**WHAT YOU SHOULD DO**
Retype all of the data below line by line, changing no character.

═════ TASK DATA

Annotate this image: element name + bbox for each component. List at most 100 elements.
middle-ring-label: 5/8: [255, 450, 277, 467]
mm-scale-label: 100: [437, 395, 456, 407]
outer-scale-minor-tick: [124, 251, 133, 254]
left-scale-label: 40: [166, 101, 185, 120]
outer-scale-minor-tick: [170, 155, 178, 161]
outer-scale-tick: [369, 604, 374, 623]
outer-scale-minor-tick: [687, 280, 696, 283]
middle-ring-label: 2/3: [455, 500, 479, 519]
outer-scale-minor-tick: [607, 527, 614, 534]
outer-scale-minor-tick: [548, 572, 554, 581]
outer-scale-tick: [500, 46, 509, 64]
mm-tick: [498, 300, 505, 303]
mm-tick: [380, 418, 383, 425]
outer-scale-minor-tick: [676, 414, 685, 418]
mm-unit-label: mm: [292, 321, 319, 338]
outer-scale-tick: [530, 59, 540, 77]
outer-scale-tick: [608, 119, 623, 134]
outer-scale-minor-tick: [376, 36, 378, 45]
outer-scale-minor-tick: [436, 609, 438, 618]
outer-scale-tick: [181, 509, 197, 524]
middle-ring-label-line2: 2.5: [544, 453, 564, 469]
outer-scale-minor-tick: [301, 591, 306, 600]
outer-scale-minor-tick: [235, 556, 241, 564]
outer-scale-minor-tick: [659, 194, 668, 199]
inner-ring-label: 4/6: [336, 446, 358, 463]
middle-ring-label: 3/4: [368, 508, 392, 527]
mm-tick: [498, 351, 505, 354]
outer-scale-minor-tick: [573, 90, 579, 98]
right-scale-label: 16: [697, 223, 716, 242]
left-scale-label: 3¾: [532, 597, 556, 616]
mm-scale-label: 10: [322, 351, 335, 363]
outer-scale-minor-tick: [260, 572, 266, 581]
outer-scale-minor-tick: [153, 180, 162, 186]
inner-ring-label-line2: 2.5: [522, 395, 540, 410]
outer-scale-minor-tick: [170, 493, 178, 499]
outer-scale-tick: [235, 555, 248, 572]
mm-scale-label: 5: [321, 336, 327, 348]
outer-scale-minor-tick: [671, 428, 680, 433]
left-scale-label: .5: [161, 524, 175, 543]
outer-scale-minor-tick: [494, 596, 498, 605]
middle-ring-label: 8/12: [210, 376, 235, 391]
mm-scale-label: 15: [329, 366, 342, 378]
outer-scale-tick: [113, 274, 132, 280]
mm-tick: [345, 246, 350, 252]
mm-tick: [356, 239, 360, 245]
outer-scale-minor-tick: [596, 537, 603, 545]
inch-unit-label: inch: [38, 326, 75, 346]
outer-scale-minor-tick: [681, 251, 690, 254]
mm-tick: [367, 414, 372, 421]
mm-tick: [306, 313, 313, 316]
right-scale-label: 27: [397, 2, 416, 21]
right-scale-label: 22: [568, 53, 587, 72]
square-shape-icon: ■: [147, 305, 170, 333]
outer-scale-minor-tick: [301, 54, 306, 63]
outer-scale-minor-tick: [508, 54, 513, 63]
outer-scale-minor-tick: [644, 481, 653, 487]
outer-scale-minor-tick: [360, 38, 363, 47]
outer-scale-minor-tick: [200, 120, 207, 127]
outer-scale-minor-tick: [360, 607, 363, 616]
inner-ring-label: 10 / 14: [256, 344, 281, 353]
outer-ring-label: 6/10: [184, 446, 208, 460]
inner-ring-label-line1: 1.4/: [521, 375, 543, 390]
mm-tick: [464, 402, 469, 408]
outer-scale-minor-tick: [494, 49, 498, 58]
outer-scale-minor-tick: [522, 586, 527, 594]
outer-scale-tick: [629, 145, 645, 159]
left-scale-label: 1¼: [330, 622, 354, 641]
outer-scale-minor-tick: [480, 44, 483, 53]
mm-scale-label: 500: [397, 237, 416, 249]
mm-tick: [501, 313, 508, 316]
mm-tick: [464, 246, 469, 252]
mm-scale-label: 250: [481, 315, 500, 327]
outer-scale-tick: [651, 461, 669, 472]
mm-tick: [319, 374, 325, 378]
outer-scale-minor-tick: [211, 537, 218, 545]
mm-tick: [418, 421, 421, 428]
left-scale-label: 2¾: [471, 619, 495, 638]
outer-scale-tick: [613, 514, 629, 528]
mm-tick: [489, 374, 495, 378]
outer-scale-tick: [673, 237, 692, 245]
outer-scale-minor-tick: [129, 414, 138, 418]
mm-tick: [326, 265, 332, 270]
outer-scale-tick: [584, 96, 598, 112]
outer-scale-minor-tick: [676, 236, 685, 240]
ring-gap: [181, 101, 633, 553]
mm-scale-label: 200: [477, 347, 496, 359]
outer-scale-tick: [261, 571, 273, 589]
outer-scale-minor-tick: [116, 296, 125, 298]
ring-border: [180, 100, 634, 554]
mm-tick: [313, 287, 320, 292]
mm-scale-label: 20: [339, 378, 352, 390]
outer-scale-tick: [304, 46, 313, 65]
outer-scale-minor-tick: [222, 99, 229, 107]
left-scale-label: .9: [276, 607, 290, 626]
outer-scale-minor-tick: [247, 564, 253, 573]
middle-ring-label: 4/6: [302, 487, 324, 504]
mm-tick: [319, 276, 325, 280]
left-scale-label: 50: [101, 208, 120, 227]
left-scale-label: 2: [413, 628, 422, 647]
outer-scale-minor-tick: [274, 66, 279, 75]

══════════

**COMPLETE OUTPUT**
Annotate this image: element name + bbox for each component. List at most 100 elements.
middle-ring-label: 5/8: [255, 450, 277, 467]
mm-scale-label: 100: [437, 395, 456, 407]
outer-scale-minor-tick: [124, 251, 133, 254]
left-scale-label: 40: [166, 101, 185, 120]
outer-scale-minor-tick: [170, 155, 178, 161]
outer-scale-tick: [369, 604, 374, 623]
outer-scale-minor-tick: [687, 280, 696, 283]
middle-ring-label: 2/3: [455, 500, 479, 519]
outer-scale-minor-tick: [607, 527, 614, 534]
outer-scale-minor-tick: [548, 572, 554, 581]
outer-scale-tick: [500, 46, 509, 64]
mm-tick: [498, 300, 505, 303]
mm-tick: [380, 418, 383, 425]
outer-scale-minor-tick: [676, 414, 685, 418]
mm-unit-label: mm: [292, 321, 319, 338]
outer-scale-tick: [530, 59, 540, 77]
outer-scale-tick: [608, 119, 623, 134]
outer-scale-minor-tick: [376, 36, 378, 45]
outer-scale-minor-tick: [436, 609, 438, 618]
outer-scale-tick: [181, 509, 197, 524]
middle-ring-label-line2: 2.5: [544, 453, 564, 469]
outer-scale-minor-tick: [301, 591, 306, 600]
outer-scale-minor-tick: [235, 556, 241, 564]
outer-scale-minor-tick: [659, 194, 668, 199]
inner-ring-label: 4/6: [336, 446, 358, 463]
middle-ring-label: 3/4: [368, 508, 392, 527]
mm-tick: [498, 351, 505, 354]
outer-scale-minor-tick: [573, 90, 579, 98]
right-scale-label: 16: [697, 223, 716, 242]
left-scale-label: 3¾: [532, 597, 556, 616]
mm-scale-label: 10: [322, 351, 335, 363]
outer-scale-minor-tick: [260, 572, 266, 581]
outer-scale-minor-tick: [153, 180, 162, 186]
inner-ring-label-line2: 2.5: [522, 395, 540, 410]
outer-scale-minor-tick: [170, 493, 178, 499]
outer-scale-tick: [235, 555, 248, 572]
mm-scale-label: 5: [321, 336, 327, 348]
outer-scale-minor-tick: [671, 428, 680, 433]
left-scale-label: .5: [161, 524, 175, 543]
outer-scale-minor-tick: [494, 596, 498, 605]
middle-ring-label: 8/12: [210, 376, 235, 391]
mm-scale-label: 15: [329, 366, 342, 378]
outer-scale-tick: [113, 274, 132, 280]
mm-tick: [345, 246, 350, 252]
mm-tick: [356, 239, 360, 245]
outer-scale-minor-tick: [596, 537, 603, 545]
inch-unit-label: inch: [38, 326, 75, 346]
outer-scale-minor-tick: [681, 251, 690, 254]
mm-tick: [367, 414, 372, 421]
mm-tick: [306, 313, 313, 316]
right-scale-label: 27: [397, 2, 416, 21]
right-scale-label: 22: [568, 53, 587, 72]
square-shape-icon: ■: [147, 305, 170, 333]
outer-scale-minor-tick: [301, 54, 306, 63]
outer-scale-minor-tick: [508, 54, 513, 63]
outer-scale-minor-tick: [644, 481, 653, 487]
outer-scale-minor-tick: [360, 38, 363, 47]
outer-scale-minor-tick: [200, 120, 207, 127]
outer-scale-minor-tick: [360, 607, 363, 616]
inner-ring-label: 10 / 14: [256, 344, 281, 353]
outer-ring-label: 6/10: [184, 446, 208, 460]
inner-ring-label-line1: 1.4/: [521, 375, 543, 390]
mm-tick: [464, 402, 469, 408]
outer-scale-minor-tick: [494, 49, 498, 58]
outer-scale-minor-tick: [522, 586, 527, 594]
outer-scale-tick: [629, 145, 645, 159]
left-scale-label: 1¼: [330, 622, 354, 641]
outer-scale-minor-tick: [480, 44, 483, 53]
mm-scale-label: 500: [397, 237, 416, 249]
mm-tick: [501, 313, 508, 316]
mm-tick: [464, 246, 469, 252]
mm-scale-label: 250: [481, 315, 500, 327]
outer-scale-tick: [651, 461, 669, 472]
mm-tick: [319, 374, 325, 378]
outer-scale-minor-tick: [211, 537, 218, 545]
mm-tick: [418, 421, 421, 428]
left-scale-label: 2¾: [471, 619, 495, 638]
outer-scale-tick: [613, 514, 629, 528]
mm-tick: [489, 374, 495, 378]
outer-scale-tick: [673, 237, 692, 245]
outer-scale-minor-tick: [129, 414, 138, 418]
mm-tick: [326, 265, 332, 270]
outer-scale-tick: [584, 96, 598, 112]
outer-scale-minor-tick: [676, 236, 685, 240]
ring-gap: [181, 101, 633, 553]
mm-scale-label: 200: [477, 347, 496, 359]
outer-scale-tick: [261, 571, 273, 589]
outer-scale-minor-tick: [116, 296, 125, 298]
ring-border: [180, 100, 634, 554]
mm-tick: [313, 287, 320, 292]
mm-scale-label: 20: [339, 378, 352, 390]
outer-scale-tick: [304, 46, 313, 65]
outer-scale-minor-tick: [222, 99, 229, 107]
left-scale-label: .9: [276, 607, 290, 626]
outer-scale-minor-tick: [247, 564, 253, 573]
middle-ring-label: 4/6: [302, 487, 324, 504]
mm-tick: [319, 276, 325, 280]
left-scale-label: 50: [101, 208, 120, 227]
left-scale-label: 2: [413, 628, 422, 647]
outer-scale-minor-tick: [274, 66, 279, 75]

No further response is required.